** To be done **
Keep only the lines where "name" appears.

** Data records **
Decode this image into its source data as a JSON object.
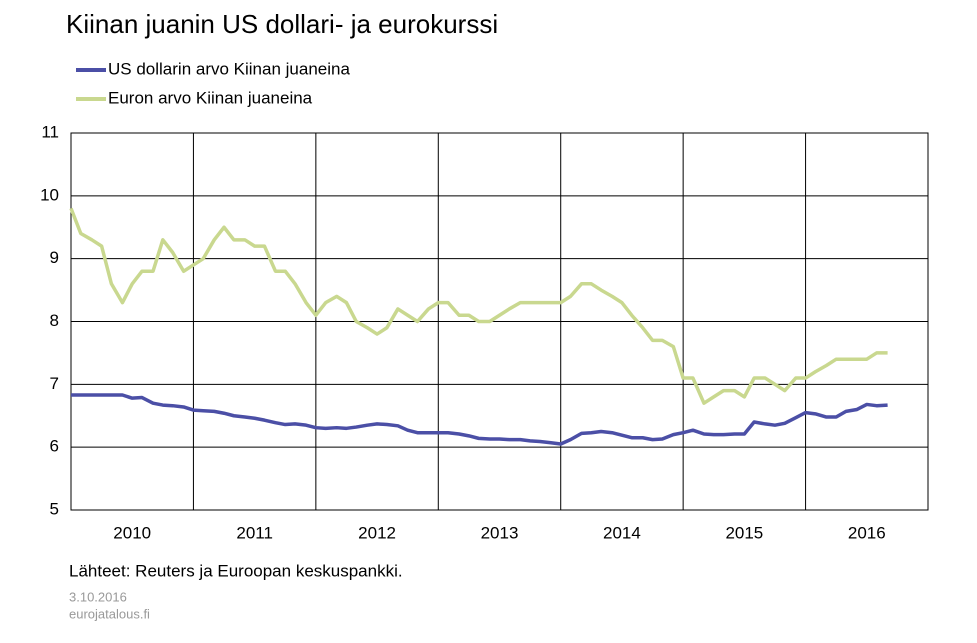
{
  "chart_data": {
    "type": "line",
    "title": "Kiinan juanin US dollari- ja eurokurssi",
    "x": [
      2010.0,
      2010.08,
      2010.17,
      2010.25,
      2010.33,
      2010.42,
      2010.5,
      2010.58,
      2010.67,
      2010.75,
      2010.83,
      2010.92,
      2011.0,
      2011.08,
      2011.17,
      2011.25,
      2011.33,
      2011.42,
      2011.5,
      2011.58,
      2011.67,
      2011.75,
      2011.83,
      2011.92,
      2012.0,
      2012.08,
      2012.17,
      2012.25,
      2012.33,
      2012.42,
      2012.5,
      2012.58,
      2012.67,
      2012.75,
      2012.83,
      2012.92,
      2013.0,
      2013.08,
      2013.17,
      2013.25,
      2013.33,
      2013.42,
      2013.5,
      2013.58,
      2013.67,
      2013.75,
      2013.83,
      2013.92,
      2014.0,
      2014.08,
      2014.17,
      2014.25,
      2014.33,
      2014.42,
      2014.5,
      2014.58,
      2014.67,
      2014.75,
      2014.83,
      2014.92,
      2015.0,
      2015.08,
      2015.17,
      2015.25,
      2015.33,
      2015.42,
      2015.5,
      2015.58,
      2015.67,
      2015.75,
      2015.83,
      2015.92,
      2016.0,
      2016.08,
      2016.17,
      2016.25,
      2016.33,
      2016.42,
      2016.5,
      2016.58,
      2016.67
    ],
    "series": [
      {
        "name": "US dollarin arvo Kiinan juaneina",
        "color": "#4b4fa6",
        "values": [
          6.83,
          6.83,
          6.83,
          6.83,
          6.83,
          6.83,
          6.78,
          6.79,
          6.7,
          6.67,
          6.66,
          6.64,
          6.59,
          6.58,
          6.57,
          6.54,
          6.5,
          6.48,
          6.46,
          6.43,
          6.39,
          6.36,
          6.37,
          6.35,
          6.31,
          6.3,
          6.31,
          6.3,
          6.32,
          6.35,
          6.37,
          6.36,
          6.34,
          6.27,
          6.23,
          6.23,
          6.23,
          6.23,
          6.21,
          6.18,
          6.14,
          6.13,
          6.13,
          6.12,
          6.12,
          6.1,
          6.09,
          6.07,
          6.05,
          6.12,
          6.22,
          6.23,
          6.25,
          6.23,
          6.19,
          6.15,
          6.15,
          6.12,
          6.13,
          6.2,
          6.23,
          6.27,
          6.21,
          6.2,
          6.2,
          6.21,
          6.21,
          6.4,
          6.37,
          6.35,
          6.38,
          6.47,
          6.55,
          6.53,
          6.48,
          6.48,
          6.57,
          6.6,
          6.68,
          6.66,
          6.67
        ]
      },
      {
        "name": "Euron arvo Kiinan juaneina",
        "color": "#c9d88f",
        "values": [
          9.8,
          9.4,
          9.3,
          9.2,
          8.6,
          8.3,
          8.6,
          8.8,
          8.8,
          9.3,
          9.1,
          8.8,
          8.9,
          9.0,
          9.3,
          9.5,
          9.3,
          9.3,
          9.2,
          9.2,
          8.8,
          8.8,
          8.6,
          8.3,
          8.1,
          8.3,
          8.4,
          8.3,
          8.0,
          7.9,
          7.8,
          7.9,
          8.2,
          8.1,
          8.0,
          8.2,
          8.3,
          8.3,
          8.1,
          8.1,
          8.0,
          8.0,
          8.1,
          8.2,
          8.3,
          8.3,
          8.3,
          8.3,
          8.3,
          8.4,
          8.6,
          8.6,
          8.5,
          8.4,
          8.3,
          8.1,
          7.9,
          7.7,
          7.7,
          7.6,
          7.1,
          7.1,
          6.7,
          6.8,
          6.9,
          6.9,
          6.8,
          7.1,
          7.1,
          7.0,
          6.9,
          7.1,
          7.1,
          7.2,
          7.3,
          7.4,
          7.4,
          7.4,
          7.4,
          7.5,
          7.5
        ]
      }
    ],
    "xlim": [
      2010,
      2017
    ],
    "xticks": [
      2010,
      2011,
      2012,
      2013,
      2014,
      2015,
      2016
    ],
    "ylim": [
      5,
      11
    ],
    "yticks": [
      5,
      6,
      7,
      8,
      9,
      10,
      11
    ],
    "grid": true,
    "annotations": [
      "Lähteet:  Reuters ja Euroopan keskuspankki.",
      "3.10.2016",
      "eurojatalous.fi"
    ]
  }
}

** Reply **
        "name": "US dollarin arvo Kiinan juaneina",
        "name": "Euron arvo Kiinan juaneina",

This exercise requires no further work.